Stored data:
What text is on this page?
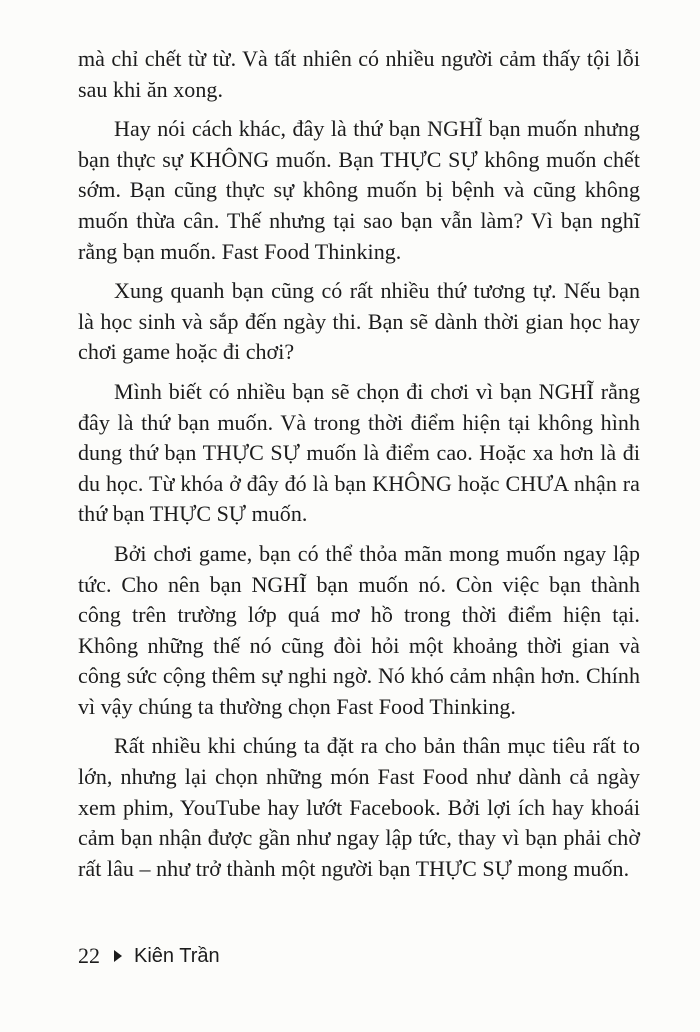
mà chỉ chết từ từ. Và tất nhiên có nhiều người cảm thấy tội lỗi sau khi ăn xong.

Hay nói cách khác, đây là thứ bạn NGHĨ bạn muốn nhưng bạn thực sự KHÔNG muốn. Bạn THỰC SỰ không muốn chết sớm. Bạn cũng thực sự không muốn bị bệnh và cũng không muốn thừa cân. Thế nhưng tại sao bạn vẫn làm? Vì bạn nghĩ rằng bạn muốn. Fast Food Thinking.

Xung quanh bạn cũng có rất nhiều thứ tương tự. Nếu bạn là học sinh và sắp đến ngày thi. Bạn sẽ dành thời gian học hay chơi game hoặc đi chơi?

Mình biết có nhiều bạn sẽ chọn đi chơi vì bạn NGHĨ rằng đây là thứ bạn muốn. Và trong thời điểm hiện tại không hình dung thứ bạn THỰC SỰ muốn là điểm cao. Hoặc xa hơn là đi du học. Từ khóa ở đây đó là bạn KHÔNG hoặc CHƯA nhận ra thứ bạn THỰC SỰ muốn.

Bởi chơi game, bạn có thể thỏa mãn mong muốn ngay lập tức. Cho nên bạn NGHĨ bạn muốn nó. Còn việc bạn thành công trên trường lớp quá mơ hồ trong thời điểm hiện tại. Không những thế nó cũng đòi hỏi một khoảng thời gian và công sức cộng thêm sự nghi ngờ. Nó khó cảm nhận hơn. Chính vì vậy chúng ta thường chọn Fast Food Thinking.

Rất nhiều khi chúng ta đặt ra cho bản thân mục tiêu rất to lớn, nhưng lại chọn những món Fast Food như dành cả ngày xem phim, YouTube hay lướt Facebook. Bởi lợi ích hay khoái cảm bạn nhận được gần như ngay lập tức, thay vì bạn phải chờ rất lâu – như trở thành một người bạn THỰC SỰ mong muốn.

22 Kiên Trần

Short problem: Quote each line of the listing exactly, but leave the pictures out.

Solution for this problem:
What text is on this page?
mà chỉ chết từ từ. Và tất nhiên có nhiều người cảm thấy tội lỗi sau khi ăn xong.

Hay nói cách khác, đây là thứ bạn NGHĨ bạn muốn nhưng bạn thực sự KHÔNG muốn. Bạn THỰC SỰ không muốn chết sớm. Bạn cũng thực sự không muốn bị bệnh và cũng không muốn thừa cân. Thế nhưng tại sao bạn vẫn làm? Vì bạn nghĩ rằng bạn muốn. Fast Food Thinking.

Xung quanh bạn cũng có rất nhiều thứ tương tự. Nếu bạn là học sinh và sắp đến ngày thi. Bạn sẽ dành thời gian học hay chơi game hoặc đi chơi?

Mình biết có nhiều bạn sẽ chọn đi chơi vì bạn NGHĨ rằng đây là thứ bạn muốn. Và trong thời điểm hiện tại không hình dung thứ bạn THỰC SỰ muốn là điểm cao. Hoặc xa hơn là đi du học. Từ khóa ở đây đó là bạn KHÔNG hoặc CHƯA nhận ra thứ bạn THỰC SỰ muốn.

Bởi chơi game, bạn có thể thỏa mãn mong muốn ngay lập tức. Cho nên bạn NGHĨ bạn muốn nó. Còn việc bạn thành công trên trường lớp quá mơ hồ trong thời điểm hiện tại. Không những thế nó cũng đòi hỏi một khoảng thời gian và công sức cộng thêm sự nghi ngờ. Nó khó cảm nhận hơn. Chính vì vậy chúng ta thường chọn Fast Food Thinking.

Rất nhiều khi chúng ta đặt ra cho bản thân mục tiêu rất to lớn, nhưng lại chọn những món Fast Food như dành cả ngày xem phim, YouTube hay lướt Facebook. Bởi lợi ích hay khoái cảm bạn nhận được gần như ngay lập tức, thay vì bạn phải chờ rất lâu – như trở thành một người bạn THỰC SỰ mong muốn.

22 Kiên Trần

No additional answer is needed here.